[Start Dataset entries]
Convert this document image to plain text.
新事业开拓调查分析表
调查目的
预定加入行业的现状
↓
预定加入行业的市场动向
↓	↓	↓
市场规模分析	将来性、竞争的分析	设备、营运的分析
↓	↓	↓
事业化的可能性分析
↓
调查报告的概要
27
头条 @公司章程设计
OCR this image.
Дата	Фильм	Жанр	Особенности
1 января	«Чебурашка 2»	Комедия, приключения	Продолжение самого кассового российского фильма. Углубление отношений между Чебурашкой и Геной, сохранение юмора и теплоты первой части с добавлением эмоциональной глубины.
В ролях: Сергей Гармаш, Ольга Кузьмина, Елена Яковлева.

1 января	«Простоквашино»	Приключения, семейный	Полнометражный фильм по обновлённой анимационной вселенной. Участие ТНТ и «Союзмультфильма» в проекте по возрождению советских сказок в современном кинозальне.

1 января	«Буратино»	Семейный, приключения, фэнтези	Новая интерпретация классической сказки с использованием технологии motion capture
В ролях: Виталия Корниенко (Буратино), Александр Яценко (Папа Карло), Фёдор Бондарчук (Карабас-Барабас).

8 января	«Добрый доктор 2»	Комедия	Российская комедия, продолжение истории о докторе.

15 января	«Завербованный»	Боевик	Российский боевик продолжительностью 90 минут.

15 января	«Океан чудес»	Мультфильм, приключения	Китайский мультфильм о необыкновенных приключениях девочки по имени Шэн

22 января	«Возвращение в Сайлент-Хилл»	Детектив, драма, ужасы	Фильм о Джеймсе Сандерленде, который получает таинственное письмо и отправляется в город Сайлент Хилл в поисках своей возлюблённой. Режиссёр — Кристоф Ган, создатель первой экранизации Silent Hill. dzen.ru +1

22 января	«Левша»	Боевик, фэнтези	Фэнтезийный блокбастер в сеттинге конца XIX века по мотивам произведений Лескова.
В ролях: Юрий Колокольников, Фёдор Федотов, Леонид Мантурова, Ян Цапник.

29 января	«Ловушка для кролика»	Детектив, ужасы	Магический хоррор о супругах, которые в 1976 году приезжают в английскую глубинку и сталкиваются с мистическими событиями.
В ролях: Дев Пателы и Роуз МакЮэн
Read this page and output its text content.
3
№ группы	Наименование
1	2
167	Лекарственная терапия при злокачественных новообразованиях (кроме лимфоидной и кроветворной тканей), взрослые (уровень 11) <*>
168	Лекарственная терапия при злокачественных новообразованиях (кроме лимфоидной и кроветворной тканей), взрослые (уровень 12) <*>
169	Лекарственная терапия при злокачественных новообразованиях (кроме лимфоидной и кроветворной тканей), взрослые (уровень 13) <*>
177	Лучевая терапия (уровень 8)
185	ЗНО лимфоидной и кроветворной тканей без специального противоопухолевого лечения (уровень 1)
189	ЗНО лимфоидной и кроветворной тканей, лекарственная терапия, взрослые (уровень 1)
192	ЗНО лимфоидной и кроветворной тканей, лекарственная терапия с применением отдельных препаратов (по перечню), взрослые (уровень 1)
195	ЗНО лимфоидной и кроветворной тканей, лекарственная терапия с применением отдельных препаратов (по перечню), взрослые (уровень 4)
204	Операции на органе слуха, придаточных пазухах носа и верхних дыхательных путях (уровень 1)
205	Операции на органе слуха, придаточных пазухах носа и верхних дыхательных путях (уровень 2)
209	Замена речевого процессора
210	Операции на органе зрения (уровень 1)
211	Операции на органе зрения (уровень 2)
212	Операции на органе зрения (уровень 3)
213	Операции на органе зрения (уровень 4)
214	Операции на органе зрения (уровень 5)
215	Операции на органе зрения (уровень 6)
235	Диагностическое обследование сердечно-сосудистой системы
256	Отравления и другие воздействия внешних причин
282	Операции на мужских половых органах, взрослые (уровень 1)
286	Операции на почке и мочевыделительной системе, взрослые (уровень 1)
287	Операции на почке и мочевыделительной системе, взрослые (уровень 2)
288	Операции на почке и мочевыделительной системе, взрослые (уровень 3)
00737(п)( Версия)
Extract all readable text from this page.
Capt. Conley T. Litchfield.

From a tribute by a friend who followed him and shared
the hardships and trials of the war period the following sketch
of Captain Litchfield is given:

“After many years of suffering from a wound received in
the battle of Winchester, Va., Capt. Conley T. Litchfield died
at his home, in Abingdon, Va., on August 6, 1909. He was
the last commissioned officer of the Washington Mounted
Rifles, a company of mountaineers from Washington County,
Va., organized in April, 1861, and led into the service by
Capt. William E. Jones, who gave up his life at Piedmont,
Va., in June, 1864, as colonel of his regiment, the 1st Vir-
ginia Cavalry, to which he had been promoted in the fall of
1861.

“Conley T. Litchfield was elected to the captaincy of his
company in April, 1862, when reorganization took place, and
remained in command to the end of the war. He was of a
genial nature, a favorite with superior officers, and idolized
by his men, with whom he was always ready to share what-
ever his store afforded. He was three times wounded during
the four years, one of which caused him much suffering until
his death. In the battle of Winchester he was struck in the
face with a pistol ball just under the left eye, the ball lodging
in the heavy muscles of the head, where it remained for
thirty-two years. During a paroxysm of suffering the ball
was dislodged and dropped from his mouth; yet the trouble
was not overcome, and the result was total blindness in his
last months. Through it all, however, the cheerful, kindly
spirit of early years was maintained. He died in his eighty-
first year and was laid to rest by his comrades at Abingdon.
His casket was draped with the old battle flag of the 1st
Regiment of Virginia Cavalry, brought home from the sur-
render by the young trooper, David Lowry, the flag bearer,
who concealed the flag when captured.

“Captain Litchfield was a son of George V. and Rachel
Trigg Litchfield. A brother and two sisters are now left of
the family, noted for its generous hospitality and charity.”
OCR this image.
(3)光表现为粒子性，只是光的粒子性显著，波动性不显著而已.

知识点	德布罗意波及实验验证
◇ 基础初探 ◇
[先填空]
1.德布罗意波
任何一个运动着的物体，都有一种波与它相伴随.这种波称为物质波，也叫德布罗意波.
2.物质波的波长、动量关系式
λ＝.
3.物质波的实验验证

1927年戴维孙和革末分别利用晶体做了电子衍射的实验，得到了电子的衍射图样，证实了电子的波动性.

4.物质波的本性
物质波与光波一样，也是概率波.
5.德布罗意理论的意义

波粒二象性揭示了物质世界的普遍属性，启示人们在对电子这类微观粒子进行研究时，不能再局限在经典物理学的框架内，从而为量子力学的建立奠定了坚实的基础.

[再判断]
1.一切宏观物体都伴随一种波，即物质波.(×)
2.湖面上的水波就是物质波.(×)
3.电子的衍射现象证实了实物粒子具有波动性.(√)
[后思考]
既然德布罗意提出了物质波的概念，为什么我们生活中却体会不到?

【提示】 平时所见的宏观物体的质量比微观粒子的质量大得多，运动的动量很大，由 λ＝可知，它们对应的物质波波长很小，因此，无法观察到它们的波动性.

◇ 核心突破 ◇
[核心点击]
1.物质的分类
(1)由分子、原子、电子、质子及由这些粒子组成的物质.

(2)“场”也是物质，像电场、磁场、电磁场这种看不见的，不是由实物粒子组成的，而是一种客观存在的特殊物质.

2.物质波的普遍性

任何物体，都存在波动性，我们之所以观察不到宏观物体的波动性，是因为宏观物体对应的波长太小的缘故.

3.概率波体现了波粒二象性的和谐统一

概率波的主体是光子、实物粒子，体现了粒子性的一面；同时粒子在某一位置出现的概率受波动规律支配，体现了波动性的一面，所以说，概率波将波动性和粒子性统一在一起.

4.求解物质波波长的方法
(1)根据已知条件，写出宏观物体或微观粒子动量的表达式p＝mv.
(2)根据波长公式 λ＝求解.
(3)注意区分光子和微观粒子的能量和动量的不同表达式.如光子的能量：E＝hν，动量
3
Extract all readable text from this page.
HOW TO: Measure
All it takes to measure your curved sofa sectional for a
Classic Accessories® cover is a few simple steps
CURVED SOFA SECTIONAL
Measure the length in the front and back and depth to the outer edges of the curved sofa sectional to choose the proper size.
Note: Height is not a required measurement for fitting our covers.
[End Dataset entries]
Task goal =>
Wherever a line in the data above holds "кроме", copy that line.

Finished task =>
167	Лекарственная терапия при злокачественных новообразованиях (кроме лимфоидной и кроветворной тканей), взрослые (уровень 11) <*>
168	Лекарственная терапия при злокачественных новообразованиях (кроме лимфоидной и кроветворной тканей), взрослые (уровень 12) <*>
169	Лекарственная терапия при злокачественных новообразованиях (кроме лимфоидной и кроветворной тканей), взрослые (уровень 13) <*>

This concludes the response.